Stored records:
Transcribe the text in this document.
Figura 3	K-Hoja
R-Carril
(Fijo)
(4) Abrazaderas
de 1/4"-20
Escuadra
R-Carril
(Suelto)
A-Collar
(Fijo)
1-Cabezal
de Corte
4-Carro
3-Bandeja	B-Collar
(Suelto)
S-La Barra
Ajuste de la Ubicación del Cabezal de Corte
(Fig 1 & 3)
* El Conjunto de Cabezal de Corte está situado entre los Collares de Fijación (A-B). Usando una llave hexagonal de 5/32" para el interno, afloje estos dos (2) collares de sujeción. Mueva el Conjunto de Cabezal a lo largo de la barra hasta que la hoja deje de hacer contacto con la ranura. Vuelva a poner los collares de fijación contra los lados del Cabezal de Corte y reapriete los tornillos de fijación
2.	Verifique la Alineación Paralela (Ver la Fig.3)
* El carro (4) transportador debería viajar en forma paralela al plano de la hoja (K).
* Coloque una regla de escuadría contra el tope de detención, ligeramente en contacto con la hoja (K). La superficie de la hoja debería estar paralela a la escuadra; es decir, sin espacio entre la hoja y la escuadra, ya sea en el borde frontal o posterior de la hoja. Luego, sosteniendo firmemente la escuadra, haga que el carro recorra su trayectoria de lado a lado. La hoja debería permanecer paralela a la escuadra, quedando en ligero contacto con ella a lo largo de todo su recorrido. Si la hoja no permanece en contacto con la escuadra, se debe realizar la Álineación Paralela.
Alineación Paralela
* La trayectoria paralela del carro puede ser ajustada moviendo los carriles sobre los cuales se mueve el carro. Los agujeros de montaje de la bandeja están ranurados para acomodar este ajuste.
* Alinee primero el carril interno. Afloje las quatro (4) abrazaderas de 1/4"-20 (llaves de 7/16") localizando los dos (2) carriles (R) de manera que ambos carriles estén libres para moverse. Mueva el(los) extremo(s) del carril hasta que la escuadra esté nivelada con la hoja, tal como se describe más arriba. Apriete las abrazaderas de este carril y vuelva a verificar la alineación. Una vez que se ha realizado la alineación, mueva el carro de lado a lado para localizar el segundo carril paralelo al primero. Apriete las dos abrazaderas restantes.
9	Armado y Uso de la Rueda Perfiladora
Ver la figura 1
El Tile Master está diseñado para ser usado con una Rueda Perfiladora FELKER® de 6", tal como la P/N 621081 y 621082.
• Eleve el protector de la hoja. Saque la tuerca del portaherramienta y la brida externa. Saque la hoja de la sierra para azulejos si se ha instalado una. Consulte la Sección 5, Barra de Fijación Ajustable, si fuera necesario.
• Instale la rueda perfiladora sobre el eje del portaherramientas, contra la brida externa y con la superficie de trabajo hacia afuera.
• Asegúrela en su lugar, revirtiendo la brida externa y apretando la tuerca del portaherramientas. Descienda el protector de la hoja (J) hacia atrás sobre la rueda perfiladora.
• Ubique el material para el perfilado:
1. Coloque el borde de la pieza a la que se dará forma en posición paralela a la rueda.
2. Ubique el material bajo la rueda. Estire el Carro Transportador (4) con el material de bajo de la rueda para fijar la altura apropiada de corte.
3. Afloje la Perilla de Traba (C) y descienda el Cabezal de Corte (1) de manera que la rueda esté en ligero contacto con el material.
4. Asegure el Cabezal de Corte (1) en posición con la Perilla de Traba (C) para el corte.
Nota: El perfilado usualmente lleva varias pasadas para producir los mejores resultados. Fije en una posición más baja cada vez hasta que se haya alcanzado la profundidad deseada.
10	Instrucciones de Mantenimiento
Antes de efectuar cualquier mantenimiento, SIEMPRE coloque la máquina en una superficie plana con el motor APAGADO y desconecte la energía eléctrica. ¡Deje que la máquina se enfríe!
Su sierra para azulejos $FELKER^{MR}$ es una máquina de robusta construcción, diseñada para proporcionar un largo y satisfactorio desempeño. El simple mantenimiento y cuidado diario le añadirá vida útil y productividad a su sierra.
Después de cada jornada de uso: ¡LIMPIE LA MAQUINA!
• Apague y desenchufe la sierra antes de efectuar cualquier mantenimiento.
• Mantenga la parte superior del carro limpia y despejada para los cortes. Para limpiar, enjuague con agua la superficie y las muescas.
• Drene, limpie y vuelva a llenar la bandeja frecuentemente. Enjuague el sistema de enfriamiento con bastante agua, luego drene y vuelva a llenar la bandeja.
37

▶ [TASK GOAL] Wherever the word "Ubique" occurs in a line of the listing, copy that line.

▶ [EXERCISE RESULT]
• Ubique el material para el perfilado:
2. Ubique el material bajo la rueda. Estire el Carro Transportador (4) con el material de bajo de la rueda para fijar la altura apropiada de corte.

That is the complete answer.